> [YOUR GOAL]
Update the data from the line containing "day-info: Daylight: 13 hours and 57" through the line containing "290, 336, 307]" by changing "minutes" to "min", leaving everything else unchanged. Reproduce only those lines.

> [SOURCE DATA]
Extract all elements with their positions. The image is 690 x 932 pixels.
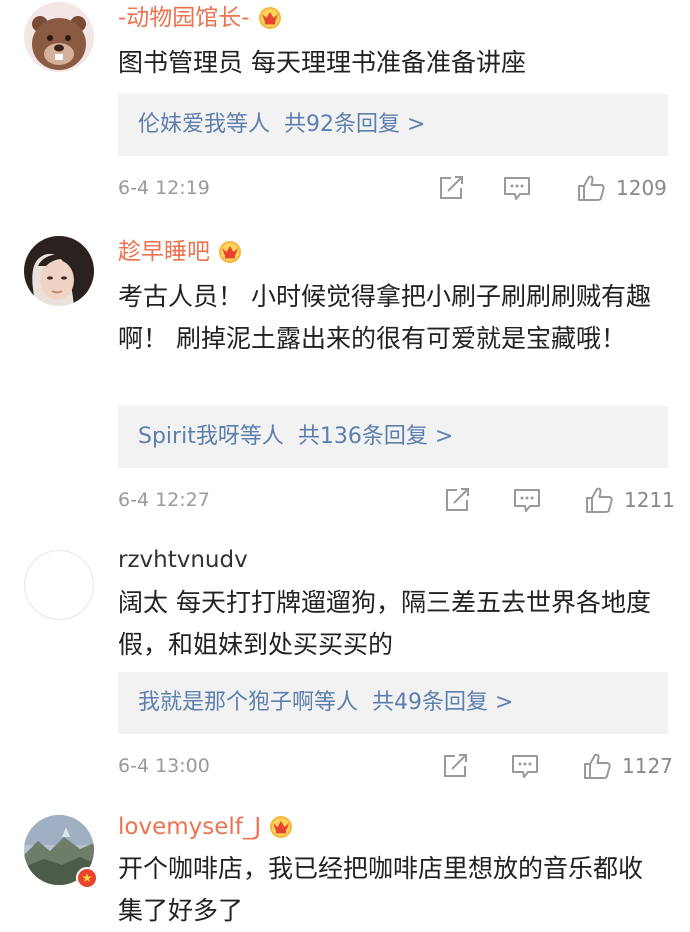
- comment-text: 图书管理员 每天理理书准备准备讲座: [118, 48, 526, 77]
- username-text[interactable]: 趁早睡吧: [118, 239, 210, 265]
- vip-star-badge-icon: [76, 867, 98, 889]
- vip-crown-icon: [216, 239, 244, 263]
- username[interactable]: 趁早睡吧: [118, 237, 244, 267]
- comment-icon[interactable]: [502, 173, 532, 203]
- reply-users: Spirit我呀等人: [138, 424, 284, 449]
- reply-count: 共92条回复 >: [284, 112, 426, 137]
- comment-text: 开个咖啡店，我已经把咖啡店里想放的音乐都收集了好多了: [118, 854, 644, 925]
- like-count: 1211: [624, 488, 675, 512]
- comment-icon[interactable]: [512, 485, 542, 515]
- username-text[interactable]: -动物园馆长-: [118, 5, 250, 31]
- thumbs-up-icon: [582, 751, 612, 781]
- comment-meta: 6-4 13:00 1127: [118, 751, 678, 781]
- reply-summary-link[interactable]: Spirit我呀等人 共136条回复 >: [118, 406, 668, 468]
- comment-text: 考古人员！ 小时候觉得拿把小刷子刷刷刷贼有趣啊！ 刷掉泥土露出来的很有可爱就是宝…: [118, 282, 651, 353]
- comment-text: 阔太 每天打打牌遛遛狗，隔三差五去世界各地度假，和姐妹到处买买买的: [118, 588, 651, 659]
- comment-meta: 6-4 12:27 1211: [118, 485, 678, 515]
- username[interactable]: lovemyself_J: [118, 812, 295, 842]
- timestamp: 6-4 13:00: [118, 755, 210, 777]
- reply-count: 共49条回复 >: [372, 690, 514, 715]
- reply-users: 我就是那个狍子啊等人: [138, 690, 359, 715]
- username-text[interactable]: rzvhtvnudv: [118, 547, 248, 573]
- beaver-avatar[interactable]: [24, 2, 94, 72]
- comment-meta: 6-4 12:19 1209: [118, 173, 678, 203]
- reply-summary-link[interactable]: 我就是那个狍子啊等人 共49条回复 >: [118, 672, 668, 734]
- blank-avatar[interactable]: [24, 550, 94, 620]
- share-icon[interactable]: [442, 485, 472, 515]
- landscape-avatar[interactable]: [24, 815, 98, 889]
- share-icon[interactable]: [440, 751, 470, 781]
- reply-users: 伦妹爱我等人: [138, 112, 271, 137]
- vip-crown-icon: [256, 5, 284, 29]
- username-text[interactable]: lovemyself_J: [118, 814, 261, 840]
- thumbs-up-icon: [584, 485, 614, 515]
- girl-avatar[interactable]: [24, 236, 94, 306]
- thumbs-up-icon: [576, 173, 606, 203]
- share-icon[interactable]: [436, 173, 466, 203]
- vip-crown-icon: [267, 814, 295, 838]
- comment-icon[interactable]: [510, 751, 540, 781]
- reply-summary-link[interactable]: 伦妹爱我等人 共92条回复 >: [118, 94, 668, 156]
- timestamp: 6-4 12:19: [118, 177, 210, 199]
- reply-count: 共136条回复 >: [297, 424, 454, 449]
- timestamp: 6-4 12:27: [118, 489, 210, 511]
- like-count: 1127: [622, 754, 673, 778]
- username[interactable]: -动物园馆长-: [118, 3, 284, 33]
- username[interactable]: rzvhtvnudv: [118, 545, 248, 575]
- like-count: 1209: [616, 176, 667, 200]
...
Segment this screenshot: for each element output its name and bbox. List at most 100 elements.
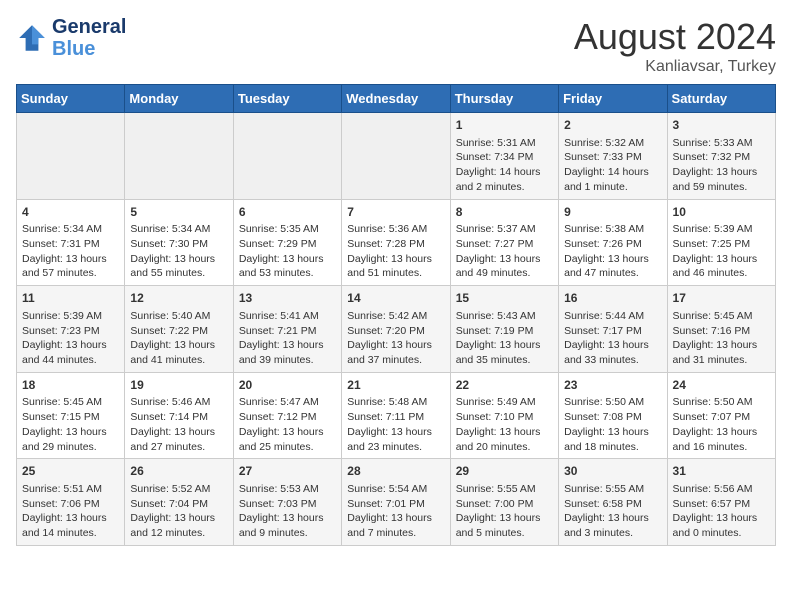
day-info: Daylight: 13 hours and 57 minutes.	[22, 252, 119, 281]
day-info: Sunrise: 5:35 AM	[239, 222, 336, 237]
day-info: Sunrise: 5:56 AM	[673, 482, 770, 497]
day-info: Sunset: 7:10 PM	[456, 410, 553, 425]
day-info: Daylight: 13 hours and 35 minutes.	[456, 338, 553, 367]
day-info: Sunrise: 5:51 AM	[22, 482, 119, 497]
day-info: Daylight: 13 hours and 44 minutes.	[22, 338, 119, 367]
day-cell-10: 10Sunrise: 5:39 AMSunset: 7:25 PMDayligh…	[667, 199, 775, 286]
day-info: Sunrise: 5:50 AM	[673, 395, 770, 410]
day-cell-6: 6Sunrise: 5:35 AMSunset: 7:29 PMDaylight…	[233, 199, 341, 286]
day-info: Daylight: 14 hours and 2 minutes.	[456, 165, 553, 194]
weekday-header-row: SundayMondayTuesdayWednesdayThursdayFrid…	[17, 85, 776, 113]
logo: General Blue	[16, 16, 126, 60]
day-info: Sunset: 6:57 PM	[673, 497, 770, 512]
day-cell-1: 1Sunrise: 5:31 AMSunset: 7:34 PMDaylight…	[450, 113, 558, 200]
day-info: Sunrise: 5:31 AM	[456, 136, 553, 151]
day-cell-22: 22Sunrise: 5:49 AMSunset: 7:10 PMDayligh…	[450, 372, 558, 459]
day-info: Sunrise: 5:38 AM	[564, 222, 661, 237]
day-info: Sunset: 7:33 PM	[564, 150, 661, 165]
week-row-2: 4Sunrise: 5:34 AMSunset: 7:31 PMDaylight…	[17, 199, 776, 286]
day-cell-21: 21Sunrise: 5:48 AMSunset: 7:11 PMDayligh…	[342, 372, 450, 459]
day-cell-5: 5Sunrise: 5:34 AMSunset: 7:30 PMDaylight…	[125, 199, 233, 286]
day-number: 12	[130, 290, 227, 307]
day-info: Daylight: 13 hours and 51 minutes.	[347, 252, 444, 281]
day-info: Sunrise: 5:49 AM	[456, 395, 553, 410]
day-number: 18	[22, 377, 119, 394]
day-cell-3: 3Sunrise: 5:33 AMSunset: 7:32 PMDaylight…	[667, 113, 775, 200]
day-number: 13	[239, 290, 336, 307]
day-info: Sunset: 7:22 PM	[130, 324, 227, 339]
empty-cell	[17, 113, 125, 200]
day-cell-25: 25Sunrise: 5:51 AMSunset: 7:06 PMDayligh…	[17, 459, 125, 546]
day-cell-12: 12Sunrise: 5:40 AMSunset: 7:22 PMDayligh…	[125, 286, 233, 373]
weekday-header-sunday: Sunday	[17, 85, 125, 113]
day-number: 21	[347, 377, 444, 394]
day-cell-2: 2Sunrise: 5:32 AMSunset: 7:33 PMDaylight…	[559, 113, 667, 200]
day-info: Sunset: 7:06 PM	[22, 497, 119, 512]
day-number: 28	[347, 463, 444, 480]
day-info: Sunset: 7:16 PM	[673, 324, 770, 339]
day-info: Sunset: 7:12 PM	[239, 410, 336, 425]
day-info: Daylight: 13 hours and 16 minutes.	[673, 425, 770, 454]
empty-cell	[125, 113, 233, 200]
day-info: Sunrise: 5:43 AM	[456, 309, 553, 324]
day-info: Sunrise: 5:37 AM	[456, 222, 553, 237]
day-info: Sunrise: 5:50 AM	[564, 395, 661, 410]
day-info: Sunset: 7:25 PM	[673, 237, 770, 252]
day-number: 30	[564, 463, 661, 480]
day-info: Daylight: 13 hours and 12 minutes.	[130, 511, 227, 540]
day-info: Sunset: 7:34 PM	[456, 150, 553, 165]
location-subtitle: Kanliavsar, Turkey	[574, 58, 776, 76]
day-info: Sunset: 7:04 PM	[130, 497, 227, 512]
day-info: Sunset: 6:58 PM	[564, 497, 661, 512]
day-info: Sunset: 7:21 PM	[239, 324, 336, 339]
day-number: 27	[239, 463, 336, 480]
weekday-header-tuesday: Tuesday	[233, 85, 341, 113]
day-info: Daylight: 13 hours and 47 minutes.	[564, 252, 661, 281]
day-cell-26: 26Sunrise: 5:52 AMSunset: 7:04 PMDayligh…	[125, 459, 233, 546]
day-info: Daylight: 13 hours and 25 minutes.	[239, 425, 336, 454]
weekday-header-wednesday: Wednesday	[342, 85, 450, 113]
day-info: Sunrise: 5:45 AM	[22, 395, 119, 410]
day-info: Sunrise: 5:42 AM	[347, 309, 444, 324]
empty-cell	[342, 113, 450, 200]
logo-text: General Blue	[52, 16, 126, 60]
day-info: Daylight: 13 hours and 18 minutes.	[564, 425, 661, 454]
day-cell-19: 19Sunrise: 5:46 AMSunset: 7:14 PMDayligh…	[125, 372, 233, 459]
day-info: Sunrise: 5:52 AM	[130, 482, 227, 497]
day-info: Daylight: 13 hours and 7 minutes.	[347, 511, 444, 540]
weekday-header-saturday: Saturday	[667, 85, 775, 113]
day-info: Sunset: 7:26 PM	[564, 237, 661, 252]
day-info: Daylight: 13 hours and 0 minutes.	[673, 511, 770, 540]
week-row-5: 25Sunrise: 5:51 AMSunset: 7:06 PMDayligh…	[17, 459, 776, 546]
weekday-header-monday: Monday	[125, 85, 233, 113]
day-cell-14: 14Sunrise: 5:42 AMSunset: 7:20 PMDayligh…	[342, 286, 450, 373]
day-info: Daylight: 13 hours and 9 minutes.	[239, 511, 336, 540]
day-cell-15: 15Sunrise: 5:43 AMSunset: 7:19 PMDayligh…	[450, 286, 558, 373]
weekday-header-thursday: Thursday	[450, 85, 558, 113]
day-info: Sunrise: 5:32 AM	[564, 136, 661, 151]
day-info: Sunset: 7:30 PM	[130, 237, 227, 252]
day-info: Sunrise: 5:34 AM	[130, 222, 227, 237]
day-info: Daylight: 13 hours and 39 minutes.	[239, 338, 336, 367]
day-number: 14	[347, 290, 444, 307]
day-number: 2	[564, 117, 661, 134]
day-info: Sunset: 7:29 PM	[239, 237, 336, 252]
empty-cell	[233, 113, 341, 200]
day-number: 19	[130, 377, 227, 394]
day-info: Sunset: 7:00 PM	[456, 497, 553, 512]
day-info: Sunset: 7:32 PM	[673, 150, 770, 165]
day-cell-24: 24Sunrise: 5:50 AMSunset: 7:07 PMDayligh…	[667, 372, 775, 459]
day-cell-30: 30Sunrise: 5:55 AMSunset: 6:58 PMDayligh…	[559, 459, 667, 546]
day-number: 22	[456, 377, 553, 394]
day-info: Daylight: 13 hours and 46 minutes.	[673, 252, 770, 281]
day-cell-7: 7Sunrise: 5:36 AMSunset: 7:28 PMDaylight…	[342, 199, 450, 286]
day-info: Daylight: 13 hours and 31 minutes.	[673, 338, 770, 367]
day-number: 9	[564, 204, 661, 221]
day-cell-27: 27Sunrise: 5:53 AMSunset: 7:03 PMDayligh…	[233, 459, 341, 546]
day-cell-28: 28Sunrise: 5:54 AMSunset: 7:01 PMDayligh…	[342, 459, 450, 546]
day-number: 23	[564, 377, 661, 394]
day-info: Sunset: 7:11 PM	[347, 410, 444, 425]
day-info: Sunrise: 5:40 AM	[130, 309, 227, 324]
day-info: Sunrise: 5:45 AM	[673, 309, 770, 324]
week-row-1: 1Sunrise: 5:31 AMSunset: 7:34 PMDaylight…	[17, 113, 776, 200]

> [REPLY TO THE EXERCISE]
day-info: Daylight: 13 hours and 57 min.	[22, 252, 119, 281]
day-info: Sunrise: 5:35 AM	[239, 222, 336, 237]
day-info: Sunrise: 5:56 AM	[673, 482, 770, 497]
day-info: Sunset: 7:10 PM	[456, 410, 553, 425]
day-info: Daylight: 13 hours and 35 min.	[456, 338, 553, 367]
day-info: Sunrise: 5:51 AM	[22, 482, 119, 497]
day-info: Daylight: 13 hours and 44 min.	[22, 338, 119, 367]
day-cell-10: 10Sunrise: 5:39 AMSunset: 7:25 PMDayligh…	[667, 199, 775, 286]
day-info: Sunrise: 5:50 AM	[673, 395, 770, 410]
day-cell-6: 6Sunrise: 5:35 AMSunset: 7:29 PMDaylight…	[233, 199, 341, 286]
day-info: Daylight: 14 hours and 2 min.	[456, 165, 553, 194]
weekday-header-row: SundayMondayTuesdayWednesdayThursdayFrid…	[17, 85, 776, 113]
logo: General Blue	[16, 16, 126, 60]
day-info: Sunset: 6:57 PM	[673, 497, 770, 512]
day-cell-1: 1Sunrise: 5:31 AMSunset: 7:34 PMDaylight…	[450, 113, 558, 200]
day-info: Sunrise: 5:31 AM	[456, 136, 553, 151]
day-cell-22: 22Sunrise: 5:49 AMSunset: 7:10 PMDayligh…	[450, 372, 558, 459]
day-info: Sunrise: 5:38 AM	[564, 222, 661, 237]
day-info: Sunset: 7:33 PM	[564, 150, 661, 165]
week-row-2: 4Sunrise: 5:34 AMSunset: 7:31 PMDaylight…	[17, 199, 776, 286]
day-cell-21: 21Sunrise: 5:48 AMSunset: 7:11 PMDayligh…	[342, 372, 450, 459]
day-cell-5: 5Sunrise: 5:34 AMSunset: 7:30 PMDaylight…	[125, 199, 233, 286]
day-number: 12	[130, 290, 227, 307]
day-info: Daylight: 13 hours and 51 min.	[347, 252, 444, 281]
day-info: Sunrise: 5:49 AM	[456, 395, 553, 410]
day-number: 18	[22, 377, 119, 394]
day-cell-3: 3Sunrise: 5:33 AMSunset: 7:32 PMDaylight…	[667, 113, 775, 200]
day-number: 13	[239, 290, 336, 307]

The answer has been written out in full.